Problem to work on: Below are the records; locate each line with the word "voller" and copy it.

Material provided:

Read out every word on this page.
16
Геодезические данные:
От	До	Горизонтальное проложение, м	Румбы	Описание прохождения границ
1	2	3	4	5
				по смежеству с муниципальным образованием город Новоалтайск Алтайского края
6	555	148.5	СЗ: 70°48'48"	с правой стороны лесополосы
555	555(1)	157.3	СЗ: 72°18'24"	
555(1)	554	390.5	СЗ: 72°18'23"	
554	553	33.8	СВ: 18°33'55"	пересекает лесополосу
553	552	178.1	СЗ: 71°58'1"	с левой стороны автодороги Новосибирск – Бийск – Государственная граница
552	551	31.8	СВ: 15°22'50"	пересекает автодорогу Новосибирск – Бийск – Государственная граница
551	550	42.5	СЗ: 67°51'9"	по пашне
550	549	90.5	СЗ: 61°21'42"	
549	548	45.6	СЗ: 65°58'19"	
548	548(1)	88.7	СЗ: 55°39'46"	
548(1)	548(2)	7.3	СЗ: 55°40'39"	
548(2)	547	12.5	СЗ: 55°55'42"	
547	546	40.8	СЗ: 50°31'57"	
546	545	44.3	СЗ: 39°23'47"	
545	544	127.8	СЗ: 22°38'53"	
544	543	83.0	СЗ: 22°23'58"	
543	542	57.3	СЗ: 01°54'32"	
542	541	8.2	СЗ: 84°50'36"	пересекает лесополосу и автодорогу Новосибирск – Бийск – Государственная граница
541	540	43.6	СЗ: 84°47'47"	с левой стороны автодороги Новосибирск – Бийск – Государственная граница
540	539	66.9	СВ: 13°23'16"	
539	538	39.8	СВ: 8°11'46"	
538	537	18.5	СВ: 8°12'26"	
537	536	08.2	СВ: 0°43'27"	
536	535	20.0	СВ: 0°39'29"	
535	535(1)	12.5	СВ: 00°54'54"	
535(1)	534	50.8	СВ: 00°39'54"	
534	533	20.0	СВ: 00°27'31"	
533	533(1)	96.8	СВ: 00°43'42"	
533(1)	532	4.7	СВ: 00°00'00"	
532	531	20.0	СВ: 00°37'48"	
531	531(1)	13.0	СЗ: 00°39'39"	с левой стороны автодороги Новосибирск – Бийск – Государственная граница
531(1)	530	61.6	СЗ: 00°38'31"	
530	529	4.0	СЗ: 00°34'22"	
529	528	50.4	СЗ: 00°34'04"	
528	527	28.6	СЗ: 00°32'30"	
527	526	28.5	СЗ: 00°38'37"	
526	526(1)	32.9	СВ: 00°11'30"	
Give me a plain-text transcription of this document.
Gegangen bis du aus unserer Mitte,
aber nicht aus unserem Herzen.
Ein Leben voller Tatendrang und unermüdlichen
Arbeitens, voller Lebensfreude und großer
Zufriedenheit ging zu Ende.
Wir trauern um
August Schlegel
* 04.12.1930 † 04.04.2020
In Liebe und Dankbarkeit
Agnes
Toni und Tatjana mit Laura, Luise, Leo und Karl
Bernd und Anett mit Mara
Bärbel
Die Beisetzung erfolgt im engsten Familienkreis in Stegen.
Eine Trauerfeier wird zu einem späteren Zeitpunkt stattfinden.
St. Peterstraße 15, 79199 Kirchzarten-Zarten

Solution for this task:
Ein Leben voller Tatendrang und unermüdlichen
Arbeitens, voller Lebensfreude und großer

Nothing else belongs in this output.